Dataset records
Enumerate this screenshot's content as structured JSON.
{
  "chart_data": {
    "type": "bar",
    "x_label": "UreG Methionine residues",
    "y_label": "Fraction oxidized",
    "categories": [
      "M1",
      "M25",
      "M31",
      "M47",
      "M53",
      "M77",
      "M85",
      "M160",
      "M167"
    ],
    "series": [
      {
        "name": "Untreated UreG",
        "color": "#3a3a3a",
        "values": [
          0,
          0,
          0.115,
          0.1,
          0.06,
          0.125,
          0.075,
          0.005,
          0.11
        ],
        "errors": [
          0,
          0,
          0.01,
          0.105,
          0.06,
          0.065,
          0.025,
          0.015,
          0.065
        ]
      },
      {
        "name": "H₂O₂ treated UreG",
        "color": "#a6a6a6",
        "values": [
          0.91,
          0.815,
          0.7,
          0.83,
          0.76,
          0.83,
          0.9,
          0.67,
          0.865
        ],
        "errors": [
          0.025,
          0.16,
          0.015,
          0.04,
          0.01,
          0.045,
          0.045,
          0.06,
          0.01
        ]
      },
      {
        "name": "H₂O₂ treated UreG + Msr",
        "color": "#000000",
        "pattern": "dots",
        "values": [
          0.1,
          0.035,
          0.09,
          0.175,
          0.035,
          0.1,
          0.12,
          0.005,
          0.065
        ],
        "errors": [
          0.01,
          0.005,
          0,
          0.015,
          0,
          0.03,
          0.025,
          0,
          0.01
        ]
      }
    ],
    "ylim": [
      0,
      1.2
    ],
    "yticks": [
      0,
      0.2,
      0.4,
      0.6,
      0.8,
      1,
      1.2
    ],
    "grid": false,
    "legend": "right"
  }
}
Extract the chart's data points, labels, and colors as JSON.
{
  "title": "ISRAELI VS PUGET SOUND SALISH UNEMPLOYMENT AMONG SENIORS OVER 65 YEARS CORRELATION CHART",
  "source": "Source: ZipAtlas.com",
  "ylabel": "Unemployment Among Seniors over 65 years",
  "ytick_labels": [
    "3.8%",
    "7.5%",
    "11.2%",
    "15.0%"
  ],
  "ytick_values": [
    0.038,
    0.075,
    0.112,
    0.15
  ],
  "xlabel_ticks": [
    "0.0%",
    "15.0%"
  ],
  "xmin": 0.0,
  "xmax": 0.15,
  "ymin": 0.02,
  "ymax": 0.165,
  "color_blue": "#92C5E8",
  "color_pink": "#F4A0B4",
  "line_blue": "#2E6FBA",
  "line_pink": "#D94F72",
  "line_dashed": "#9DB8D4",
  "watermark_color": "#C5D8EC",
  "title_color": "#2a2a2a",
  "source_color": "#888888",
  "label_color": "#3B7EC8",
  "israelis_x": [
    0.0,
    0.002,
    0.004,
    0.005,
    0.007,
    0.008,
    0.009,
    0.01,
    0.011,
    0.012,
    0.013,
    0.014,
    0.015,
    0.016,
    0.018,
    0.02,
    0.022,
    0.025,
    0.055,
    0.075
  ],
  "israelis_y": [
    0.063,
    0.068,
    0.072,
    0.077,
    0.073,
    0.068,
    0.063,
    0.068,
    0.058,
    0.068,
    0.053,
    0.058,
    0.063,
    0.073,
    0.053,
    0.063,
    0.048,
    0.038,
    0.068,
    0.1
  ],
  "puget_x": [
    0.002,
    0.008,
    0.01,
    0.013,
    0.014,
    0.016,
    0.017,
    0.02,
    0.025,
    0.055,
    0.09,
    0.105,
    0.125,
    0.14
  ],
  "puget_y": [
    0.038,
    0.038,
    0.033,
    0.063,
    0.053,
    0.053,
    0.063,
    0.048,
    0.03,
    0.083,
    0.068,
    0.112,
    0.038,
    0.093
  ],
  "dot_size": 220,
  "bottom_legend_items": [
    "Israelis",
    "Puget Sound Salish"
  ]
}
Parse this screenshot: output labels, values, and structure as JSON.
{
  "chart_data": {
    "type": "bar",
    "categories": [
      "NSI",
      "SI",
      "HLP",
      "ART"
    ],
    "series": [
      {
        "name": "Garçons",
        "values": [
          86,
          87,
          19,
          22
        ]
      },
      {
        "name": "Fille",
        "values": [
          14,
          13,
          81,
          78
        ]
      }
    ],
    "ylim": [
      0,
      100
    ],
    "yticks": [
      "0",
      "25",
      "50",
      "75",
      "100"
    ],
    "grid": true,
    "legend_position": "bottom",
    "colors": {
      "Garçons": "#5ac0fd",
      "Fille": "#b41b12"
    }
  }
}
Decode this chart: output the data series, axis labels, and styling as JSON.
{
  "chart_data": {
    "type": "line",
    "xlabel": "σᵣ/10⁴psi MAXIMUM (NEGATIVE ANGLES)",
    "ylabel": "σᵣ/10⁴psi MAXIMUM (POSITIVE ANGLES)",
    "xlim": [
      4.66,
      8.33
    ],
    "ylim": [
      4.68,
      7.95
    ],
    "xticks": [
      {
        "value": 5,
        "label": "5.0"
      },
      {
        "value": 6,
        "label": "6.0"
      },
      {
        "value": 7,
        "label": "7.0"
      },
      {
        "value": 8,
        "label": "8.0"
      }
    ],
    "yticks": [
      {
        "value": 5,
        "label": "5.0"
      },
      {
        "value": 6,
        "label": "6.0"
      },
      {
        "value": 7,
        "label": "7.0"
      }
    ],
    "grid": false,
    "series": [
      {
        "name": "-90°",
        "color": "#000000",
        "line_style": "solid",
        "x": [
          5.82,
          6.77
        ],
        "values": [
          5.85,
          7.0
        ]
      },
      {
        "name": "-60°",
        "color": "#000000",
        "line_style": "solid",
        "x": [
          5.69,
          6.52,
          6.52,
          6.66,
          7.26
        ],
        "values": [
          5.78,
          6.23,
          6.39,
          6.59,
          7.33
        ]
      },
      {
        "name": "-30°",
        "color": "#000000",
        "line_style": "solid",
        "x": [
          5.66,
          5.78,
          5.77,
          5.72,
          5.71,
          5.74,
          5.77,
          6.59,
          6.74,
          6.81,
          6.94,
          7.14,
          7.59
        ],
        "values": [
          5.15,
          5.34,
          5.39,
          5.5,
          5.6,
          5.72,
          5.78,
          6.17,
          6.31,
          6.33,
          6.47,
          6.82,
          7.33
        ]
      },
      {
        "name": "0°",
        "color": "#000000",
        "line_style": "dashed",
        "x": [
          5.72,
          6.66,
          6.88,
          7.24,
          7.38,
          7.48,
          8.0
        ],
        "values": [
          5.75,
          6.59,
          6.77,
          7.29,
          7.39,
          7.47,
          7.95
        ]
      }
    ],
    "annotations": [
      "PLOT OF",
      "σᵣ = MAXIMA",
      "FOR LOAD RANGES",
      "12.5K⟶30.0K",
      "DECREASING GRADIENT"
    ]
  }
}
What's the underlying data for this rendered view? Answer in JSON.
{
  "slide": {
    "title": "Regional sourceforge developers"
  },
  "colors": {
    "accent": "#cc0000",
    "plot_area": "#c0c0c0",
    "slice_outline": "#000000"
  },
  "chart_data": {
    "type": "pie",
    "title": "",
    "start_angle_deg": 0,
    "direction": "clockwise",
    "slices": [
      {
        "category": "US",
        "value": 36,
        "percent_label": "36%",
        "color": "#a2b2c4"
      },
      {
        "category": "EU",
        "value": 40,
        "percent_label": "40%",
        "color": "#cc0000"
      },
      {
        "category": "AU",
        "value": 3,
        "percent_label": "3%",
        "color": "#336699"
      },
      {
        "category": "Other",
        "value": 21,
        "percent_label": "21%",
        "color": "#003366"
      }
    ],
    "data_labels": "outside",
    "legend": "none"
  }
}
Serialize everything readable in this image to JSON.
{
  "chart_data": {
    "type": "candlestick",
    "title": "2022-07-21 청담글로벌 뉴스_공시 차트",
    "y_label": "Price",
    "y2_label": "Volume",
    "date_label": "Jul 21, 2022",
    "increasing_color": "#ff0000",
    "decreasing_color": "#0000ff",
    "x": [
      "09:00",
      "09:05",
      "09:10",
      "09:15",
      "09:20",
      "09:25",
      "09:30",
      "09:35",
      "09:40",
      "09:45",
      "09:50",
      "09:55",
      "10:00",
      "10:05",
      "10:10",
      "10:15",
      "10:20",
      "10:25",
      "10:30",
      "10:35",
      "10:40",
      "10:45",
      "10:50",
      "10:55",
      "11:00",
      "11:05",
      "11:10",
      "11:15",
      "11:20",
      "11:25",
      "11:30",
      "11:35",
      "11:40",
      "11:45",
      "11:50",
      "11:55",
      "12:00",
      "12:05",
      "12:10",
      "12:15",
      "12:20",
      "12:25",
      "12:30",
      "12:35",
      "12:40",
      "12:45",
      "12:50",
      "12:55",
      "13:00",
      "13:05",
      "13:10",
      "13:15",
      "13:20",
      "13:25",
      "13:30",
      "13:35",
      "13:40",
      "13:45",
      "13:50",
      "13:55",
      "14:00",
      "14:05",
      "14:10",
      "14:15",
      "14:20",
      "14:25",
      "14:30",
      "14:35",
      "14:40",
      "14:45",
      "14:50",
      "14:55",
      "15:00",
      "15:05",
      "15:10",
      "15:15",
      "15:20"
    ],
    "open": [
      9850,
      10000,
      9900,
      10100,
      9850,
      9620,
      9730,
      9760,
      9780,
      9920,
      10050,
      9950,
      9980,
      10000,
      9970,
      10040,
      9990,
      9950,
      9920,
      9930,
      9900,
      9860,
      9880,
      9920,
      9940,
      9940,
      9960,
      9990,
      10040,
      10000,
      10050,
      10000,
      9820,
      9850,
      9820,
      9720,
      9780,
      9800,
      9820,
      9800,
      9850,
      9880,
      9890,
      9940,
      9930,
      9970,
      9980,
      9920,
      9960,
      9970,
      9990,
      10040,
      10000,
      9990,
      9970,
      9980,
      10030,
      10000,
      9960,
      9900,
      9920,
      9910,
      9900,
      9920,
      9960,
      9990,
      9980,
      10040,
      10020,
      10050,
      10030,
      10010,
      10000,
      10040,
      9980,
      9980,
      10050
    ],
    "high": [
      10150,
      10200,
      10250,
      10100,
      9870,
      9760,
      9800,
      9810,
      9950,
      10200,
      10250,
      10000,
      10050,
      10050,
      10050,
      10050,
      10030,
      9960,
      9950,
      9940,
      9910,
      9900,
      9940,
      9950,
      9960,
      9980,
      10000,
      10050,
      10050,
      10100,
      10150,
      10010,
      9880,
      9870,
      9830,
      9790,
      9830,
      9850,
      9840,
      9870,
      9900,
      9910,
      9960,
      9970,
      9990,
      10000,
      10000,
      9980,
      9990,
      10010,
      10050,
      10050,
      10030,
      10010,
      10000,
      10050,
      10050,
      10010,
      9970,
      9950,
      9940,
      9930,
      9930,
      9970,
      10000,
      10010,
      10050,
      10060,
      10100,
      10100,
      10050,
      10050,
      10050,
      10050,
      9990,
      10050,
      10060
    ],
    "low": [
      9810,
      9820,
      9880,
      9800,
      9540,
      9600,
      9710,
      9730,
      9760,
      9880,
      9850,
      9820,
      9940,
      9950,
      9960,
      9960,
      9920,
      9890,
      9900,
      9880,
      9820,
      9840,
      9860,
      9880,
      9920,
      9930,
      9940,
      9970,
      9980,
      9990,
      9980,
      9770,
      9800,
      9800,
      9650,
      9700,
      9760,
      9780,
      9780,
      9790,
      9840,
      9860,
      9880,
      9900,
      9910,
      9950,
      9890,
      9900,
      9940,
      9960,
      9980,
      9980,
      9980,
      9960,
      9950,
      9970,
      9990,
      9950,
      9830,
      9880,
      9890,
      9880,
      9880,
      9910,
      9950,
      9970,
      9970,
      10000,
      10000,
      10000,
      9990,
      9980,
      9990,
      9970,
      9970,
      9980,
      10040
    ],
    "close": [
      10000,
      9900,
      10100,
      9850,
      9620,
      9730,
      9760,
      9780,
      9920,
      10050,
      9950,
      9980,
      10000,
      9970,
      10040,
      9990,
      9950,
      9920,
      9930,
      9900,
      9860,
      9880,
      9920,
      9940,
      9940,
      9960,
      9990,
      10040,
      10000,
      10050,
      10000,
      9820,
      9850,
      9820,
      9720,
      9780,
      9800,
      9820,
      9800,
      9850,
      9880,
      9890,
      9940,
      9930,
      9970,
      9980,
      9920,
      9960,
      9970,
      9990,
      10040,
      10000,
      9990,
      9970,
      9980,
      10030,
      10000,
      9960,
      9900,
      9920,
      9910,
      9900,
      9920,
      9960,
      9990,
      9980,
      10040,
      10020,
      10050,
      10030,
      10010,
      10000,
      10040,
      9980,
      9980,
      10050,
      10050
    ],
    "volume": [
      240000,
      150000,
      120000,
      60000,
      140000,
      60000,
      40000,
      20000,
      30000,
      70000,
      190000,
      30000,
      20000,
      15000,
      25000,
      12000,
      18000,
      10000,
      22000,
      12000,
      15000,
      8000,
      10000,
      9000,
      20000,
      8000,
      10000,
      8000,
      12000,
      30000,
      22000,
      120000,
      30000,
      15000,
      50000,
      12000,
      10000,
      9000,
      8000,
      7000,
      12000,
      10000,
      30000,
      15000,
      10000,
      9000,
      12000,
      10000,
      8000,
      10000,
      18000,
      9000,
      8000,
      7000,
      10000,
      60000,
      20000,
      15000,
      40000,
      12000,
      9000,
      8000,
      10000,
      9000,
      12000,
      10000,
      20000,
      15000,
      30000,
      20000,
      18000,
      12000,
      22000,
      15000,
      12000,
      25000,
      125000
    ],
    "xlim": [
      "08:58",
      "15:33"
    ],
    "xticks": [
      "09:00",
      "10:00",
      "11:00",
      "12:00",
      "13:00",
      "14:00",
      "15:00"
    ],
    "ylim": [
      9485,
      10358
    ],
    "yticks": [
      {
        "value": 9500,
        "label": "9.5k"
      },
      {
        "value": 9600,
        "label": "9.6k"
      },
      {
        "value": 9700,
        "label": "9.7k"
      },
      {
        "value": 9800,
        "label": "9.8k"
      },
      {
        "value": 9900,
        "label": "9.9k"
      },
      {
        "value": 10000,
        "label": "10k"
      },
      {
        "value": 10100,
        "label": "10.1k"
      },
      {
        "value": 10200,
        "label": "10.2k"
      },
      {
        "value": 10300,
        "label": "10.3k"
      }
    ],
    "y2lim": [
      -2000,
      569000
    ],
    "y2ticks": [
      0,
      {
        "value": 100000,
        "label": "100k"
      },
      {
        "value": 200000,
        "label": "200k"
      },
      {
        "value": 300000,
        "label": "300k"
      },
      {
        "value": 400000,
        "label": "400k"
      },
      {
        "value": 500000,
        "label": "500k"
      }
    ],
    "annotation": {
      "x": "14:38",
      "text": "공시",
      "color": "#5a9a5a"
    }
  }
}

> **WHAT YOU HAVE TO DO**
Identify and extract each line of the listing that contains "H₂O₂".

> **PROBLEM SOLUTION**
        "name": "H₂O₂ treated UreG",
        "name": "H₂O₂ treated UreG + Msr",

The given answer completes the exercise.